▶ [TASK TO CARRY OUT]: Find how many lines in the material hold the word "ordered", then state that number and nothing more.

▶ [LISTED ENTRIES]:
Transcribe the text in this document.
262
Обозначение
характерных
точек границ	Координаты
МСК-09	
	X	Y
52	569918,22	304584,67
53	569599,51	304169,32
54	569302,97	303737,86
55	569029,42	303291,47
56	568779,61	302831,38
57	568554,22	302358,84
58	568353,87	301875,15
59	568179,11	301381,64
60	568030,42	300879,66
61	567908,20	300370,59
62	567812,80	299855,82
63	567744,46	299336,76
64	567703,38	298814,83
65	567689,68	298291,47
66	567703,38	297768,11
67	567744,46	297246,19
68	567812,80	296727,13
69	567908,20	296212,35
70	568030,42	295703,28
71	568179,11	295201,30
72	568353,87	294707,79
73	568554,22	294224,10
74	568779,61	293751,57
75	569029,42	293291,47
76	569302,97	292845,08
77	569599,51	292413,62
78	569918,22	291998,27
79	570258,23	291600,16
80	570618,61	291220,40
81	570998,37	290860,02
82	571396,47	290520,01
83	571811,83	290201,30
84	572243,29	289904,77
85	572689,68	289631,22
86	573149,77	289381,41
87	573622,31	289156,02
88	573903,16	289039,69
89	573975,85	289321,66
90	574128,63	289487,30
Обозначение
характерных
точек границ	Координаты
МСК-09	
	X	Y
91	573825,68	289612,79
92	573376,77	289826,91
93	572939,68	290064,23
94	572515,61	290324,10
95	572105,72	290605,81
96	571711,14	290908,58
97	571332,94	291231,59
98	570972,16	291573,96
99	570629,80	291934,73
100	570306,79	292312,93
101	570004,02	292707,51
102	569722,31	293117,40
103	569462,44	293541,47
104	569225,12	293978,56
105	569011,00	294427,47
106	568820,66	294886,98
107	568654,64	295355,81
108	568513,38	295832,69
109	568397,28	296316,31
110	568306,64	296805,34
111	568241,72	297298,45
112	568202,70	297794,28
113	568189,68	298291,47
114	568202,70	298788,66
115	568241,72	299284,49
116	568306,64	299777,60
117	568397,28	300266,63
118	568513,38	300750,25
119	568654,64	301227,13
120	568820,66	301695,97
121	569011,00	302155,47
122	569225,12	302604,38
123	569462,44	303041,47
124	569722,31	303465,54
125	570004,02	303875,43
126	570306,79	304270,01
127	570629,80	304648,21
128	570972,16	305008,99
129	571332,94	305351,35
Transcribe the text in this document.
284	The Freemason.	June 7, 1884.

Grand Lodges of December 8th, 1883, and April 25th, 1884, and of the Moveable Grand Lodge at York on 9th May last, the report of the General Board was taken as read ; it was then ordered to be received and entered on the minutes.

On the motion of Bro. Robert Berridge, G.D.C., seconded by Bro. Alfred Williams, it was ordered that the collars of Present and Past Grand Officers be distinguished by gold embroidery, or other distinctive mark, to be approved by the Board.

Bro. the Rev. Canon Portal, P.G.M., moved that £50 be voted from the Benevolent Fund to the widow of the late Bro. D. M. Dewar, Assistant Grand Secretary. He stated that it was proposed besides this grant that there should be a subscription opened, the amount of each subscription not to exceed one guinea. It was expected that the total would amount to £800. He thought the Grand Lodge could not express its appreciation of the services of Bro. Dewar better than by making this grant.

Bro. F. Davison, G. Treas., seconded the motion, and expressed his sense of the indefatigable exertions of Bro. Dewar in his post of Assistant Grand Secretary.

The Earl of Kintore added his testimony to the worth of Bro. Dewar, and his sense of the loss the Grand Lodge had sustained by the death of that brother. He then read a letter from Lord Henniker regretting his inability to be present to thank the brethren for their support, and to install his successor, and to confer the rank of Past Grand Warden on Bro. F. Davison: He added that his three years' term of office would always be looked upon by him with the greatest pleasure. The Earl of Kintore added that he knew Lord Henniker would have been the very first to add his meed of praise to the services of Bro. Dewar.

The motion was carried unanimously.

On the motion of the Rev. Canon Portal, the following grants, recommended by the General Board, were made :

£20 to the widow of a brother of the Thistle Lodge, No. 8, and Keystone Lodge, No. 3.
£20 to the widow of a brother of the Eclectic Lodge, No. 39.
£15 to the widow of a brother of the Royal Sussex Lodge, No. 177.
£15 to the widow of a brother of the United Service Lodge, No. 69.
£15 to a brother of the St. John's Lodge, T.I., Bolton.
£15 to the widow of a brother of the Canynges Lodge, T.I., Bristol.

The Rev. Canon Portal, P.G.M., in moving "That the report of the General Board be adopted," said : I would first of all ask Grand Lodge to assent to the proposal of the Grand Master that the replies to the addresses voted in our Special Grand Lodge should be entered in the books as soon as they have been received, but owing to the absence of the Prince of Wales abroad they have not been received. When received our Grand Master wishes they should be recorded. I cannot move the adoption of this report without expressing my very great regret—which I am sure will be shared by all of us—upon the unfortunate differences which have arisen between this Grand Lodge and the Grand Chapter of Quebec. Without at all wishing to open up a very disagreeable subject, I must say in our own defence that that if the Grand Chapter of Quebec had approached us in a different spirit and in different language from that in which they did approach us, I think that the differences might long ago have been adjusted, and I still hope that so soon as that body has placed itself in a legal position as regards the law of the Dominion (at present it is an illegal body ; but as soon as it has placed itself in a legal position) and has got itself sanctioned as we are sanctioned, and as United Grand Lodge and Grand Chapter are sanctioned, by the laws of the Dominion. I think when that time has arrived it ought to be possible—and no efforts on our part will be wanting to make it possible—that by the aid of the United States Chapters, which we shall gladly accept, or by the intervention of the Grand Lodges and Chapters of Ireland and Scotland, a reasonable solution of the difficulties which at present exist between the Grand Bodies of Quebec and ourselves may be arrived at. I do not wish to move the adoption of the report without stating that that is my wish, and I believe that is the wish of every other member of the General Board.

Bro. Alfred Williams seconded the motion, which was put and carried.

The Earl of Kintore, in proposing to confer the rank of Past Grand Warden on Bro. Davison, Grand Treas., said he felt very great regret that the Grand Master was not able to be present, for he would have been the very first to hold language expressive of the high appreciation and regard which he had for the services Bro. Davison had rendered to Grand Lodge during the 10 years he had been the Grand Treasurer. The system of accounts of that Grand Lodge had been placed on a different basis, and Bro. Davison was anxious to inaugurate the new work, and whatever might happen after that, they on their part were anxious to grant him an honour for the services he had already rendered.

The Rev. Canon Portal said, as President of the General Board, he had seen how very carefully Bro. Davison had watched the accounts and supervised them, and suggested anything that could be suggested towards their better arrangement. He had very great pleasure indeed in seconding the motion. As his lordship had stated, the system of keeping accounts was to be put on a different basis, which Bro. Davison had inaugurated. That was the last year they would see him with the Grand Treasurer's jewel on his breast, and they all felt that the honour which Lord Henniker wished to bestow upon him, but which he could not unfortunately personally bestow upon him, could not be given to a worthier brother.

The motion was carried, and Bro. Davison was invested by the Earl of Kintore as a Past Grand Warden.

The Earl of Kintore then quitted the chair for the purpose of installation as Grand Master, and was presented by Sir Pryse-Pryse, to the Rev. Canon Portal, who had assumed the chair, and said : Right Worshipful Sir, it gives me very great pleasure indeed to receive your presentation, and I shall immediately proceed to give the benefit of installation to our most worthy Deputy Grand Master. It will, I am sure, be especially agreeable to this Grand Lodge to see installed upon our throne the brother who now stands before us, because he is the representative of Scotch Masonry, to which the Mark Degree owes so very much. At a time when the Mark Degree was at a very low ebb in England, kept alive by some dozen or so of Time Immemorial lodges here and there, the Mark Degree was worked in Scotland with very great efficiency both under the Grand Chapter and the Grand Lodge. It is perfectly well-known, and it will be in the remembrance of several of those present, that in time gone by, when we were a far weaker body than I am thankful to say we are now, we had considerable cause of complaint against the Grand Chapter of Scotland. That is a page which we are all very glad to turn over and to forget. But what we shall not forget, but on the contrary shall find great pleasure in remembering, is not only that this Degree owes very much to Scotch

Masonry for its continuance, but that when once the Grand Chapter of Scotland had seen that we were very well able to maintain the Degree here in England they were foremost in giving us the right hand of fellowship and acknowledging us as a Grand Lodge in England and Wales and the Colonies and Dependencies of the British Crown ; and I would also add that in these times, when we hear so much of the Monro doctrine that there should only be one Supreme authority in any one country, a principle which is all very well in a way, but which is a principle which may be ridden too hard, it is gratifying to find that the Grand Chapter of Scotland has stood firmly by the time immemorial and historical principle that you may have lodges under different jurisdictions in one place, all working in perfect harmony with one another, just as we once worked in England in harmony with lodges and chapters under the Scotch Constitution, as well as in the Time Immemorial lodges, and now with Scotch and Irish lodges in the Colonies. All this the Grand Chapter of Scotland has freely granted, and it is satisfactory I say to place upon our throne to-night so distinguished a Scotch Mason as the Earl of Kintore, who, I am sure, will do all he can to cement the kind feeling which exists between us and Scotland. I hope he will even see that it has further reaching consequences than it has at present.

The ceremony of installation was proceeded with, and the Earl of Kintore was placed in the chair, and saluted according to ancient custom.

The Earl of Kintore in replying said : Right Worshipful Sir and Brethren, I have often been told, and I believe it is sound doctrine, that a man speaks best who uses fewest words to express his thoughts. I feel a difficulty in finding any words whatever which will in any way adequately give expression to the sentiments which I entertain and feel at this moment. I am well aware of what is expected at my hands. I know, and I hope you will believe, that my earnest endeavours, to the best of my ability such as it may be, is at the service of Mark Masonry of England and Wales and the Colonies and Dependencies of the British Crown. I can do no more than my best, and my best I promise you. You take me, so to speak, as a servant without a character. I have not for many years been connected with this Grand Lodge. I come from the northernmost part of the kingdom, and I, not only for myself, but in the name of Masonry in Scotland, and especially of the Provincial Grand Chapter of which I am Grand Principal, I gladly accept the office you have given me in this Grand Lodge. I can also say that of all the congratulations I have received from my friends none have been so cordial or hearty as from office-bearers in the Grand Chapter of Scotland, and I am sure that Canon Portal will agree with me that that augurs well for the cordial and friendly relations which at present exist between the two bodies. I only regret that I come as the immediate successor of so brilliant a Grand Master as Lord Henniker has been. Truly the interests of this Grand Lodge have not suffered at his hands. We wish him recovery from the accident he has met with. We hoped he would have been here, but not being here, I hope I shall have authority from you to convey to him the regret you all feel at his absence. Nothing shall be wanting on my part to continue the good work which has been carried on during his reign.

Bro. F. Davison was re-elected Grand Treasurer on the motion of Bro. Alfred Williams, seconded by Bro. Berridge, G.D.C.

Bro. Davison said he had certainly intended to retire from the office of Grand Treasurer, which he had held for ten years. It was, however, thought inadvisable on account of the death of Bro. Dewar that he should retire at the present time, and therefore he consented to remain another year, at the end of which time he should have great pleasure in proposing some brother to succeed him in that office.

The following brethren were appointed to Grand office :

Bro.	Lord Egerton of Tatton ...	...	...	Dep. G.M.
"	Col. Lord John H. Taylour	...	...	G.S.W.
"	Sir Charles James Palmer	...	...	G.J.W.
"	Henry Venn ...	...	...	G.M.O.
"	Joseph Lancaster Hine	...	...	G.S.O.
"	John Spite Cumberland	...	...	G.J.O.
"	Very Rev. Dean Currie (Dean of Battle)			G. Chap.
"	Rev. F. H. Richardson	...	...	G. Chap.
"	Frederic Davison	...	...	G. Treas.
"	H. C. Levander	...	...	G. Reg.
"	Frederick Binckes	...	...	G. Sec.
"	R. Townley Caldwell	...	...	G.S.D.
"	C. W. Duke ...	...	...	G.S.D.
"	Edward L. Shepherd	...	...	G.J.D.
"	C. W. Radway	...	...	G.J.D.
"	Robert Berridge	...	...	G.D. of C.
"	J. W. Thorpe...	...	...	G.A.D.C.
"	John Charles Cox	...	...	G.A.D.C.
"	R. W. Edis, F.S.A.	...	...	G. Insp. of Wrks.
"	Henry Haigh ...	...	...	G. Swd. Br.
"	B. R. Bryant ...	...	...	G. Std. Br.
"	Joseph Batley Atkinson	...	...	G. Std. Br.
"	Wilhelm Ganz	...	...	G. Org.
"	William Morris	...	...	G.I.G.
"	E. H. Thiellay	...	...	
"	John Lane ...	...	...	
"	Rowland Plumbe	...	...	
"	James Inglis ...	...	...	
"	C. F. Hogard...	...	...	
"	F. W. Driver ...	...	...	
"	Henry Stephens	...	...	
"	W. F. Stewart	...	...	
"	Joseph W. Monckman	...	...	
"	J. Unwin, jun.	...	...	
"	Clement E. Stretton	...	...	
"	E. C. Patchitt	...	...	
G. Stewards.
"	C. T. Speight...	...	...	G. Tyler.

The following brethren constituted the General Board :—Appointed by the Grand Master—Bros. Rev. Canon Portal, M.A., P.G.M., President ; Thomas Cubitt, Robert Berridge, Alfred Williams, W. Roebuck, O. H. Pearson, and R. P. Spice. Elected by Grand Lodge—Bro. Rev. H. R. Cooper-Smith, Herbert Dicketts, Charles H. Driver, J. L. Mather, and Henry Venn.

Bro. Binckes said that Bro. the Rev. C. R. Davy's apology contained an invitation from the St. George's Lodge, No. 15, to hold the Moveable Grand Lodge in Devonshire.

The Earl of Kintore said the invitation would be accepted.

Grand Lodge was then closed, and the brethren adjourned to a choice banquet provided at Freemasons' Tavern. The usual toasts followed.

▶ [WRITTEN REPLY]: 2